### [Given exercise]
Type out the records that follow, exactly as given.

### [Data shown]
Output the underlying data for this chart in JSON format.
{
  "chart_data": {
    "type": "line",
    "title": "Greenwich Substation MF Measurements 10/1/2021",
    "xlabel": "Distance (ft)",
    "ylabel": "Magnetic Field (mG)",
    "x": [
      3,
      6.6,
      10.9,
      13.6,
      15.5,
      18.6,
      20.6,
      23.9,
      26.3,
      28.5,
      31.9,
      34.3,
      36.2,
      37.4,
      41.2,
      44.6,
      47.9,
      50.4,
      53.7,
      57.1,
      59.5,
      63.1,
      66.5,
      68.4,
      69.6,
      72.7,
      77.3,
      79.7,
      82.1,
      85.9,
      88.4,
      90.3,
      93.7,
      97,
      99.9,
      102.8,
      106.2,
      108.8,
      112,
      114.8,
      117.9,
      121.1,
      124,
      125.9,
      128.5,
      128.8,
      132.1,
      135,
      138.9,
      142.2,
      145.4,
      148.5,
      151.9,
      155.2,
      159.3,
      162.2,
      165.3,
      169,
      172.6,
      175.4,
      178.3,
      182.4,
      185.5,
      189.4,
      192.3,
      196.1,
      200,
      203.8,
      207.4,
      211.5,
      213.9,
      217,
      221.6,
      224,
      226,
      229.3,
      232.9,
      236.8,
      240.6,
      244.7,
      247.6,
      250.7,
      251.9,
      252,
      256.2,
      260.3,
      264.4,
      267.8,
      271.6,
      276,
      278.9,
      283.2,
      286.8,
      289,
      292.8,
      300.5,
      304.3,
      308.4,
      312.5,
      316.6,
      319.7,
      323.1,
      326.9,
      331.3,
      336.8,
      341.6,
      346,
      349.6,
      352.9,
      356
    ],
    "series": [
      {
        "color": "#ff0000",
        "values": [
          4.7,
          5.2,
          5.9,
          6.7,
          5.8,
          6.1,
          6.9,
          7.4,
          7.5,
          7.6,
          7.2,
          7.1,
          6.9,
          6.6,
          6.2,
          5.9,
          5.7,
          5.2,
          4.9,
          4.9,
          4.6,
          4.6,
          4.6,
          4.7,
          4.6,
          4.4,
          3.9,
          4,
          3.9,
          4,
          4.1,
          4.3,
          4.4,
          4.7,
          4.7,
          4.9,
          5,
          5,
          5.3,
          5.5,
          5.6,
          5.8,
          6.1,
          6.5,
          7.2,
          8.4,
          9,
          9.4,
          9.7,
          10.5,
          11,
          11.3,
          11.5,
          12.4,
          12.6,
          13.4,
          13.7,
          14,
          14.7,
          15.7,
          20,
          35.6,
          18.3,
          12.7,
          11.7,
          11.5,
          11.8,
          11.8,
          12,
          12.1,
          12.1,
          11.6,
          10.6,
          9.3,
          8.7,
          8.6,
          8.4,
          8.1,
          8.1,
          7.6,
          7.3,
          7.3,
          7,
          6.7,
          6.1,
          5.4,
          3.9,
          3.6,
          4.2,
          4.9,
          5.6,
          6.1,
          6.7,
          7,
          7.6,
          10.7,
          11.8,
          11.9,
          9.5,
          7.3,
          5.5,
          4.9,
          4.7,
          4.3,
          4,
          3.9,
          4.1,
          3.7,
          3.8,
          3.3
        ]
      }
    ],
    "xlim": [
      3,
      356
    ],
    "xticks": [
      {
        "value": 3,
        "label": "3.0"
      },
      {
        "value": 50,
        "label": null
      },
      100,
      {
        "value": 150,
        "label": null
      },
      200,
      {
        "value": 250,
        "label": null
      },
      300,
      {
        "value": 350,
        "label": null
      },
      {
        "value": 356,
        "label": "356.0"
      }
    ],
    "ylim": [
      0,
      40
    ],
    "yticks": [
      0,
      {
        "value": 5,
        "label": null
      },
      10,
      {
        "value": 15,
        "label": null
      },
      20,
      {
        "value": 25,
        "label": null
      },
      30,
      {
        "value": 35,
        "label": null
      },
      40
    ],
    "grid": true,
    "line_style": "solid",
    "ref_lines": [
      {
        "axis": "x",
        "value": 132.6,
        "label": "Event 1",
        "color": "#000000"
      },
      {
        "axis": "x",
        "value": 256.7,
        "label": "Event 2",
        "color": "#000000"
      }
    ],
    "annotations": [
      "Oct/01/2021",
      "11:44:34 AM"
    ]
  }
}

### [The result]
Output the underlying data for this chart in JSON format.
{
  "chart_data": {
    "type": "line",
    "title": "Greenwich Substation MF Measurements 10/1/2021",
    "xlabel": "Distance (ft)",
    "ylabel": "Magnetic Field (mG)",
    "x": [
      3,
      6.6,
      10.9,
      13.6,
      15.5,
      18.6,
      20.6,
      23.9,
      26.3,
      28.5,
      31.9,
      34.3,
      36.2,
      37.4,
      41.2,
      44.6,
      47.9,
      50.4,
      53.7,
      57.1,
      59.5,
      63.1,
      66.5,
      68.4,
      69.6,
      72.7,
      77.3,
      79.7,
      82.1,
      85.9,
      88.4,
      90.3,
      93.7,
      97,
      99.9,
      102.8,
      106.2,
      108.8,
      112,
      114.8,
      117.9,
      121.1,
      124,
      125.9,
      128.5,
      128.8,
      132.1,
      135,
      138.9,
      142.2,
      145.4,
      148.5,
      151.9,
      155.2,
      159.3,
      162.2,
      165.3,
      169,
      172.6,
      175.4,
      178.3,
      182.4,
      185.5,
      189.4,
      192.3,
      196.1,
      200,
      203.8,
      207.4,
      211.5,
      213.9,
      217,
      221.6,
      224,
      226,
      229.3,
      232.9,
      236.8,
      240.6,
      244.7,
      247.6,
      250.7,
      251.9,
      252,
      256.2,
      260.3,
      264.4,
      267.8,
      271.6,
      276,
      278.9,
      283.2,
      286.8,
      289,
      292.8,
      300.5,
      304.3,
      308.4,
      312.5,
      316.6,
      319.7,
      323.1,
      326.9,
      331.3,
      336.8,
      341.6,
      346,
      349.6,
      352.9,
      356
    ],
    "series": [
      {
        "color": "#ff0000",
        "values": [
          4.7,
          5.2,
          5.9,
          6.7,
          5.8,
          6.1,
          6.9,
          7.4,
          7.5,
          7.6,
          7.2,
          7.1,
          6.9,
          6.6,
          6.2,
          5.9,
          5.7,
          5.2,
          4.9,
          4.9,
          4.6,
          4.6,
          4.6,
          4.7,
          4.6,
          4.4,
          3.9,
          4,
          3.9,
          4,
          4.1,
          4.3,
          4.4,
          4.7,
          4.7,
          4.9,
          5,
          5,
          5.3,
          5.5,
          5.6,
          5.8,
          6.1,
          6.5,
          7.2,
          8.4,
          9,
          9.4,
          9.7,
          10.5,
          11,
          11.3,
          11.5,
          12.4,
          12.6,
          13.4,
          13.7,
          14,
          14.7,
          15.7,
          20,
          35.6,
          18.3,
          12.7,
          11.7,
          11.5,
          11.8,
          11.8,
          12,
          12.1,
          12.1,
          11.6,
          10.6,
          9.3,
          8.7,
          8.6,
          8.4,
          8.1,
          8.1,
          7.6,
          7.3,
          7.3,
          7,
          6.7,
          6.1,
          5.4,
          3.9,
          3.6,
          4.2,
          4.9,
          5.6,
          6.1,
          6.7,
          7,
          7.6,
          10.7,
          11.8,
          11.9,
          9.5,
          7.3,
          5.5,
          4.9,
          4.7,
          4.3,
          4,
          3.9,
          4.1,
          3.7,
          3.8,
          3.3
        ]
      }
    ],
    "xlim": [
      3,
      356
    ],
    "xticks": [
      {
        "value": 3,
        "label": "3.0"
      },
      {
        "value": 50,
        "label": null
      },
      100,
      {
        "value": 150,
        "label": null
      },
      200,
      {
        "value": 250,
        "label": null
      },
      300,
      {
        "value": 350,
        "label": null
      },
      {
        "value": 356,
        "label": "356.0"
      }
    ],
    "ylim": [
      0,
      40
    ],
    "yticks": [
      0,
      {
        "value": 5,
        "label": null
      },
      10,
      {
        "value": 15,
        "label": null
      },
      20,
      {
        "value": 25,
        "label": null
      },
      30,
      {
        "value": 35,
        "label": null
      },
      40
    ],
    "grid": true,
    "line_style": "solid",
    "ref_lines": [
      {
        "axis": "x",
        "value": 132.6,
        "label": "Event 1",
        "color": "#000000"
      },
      {
        "axis": "x",
        "value": 256.7,
        "label": "Event 2",
        "color": "#000000"
      }
    ],
    "annotations": [
      "Oct/01/2021",
      "11:44:34 AM"
    ]
  }
}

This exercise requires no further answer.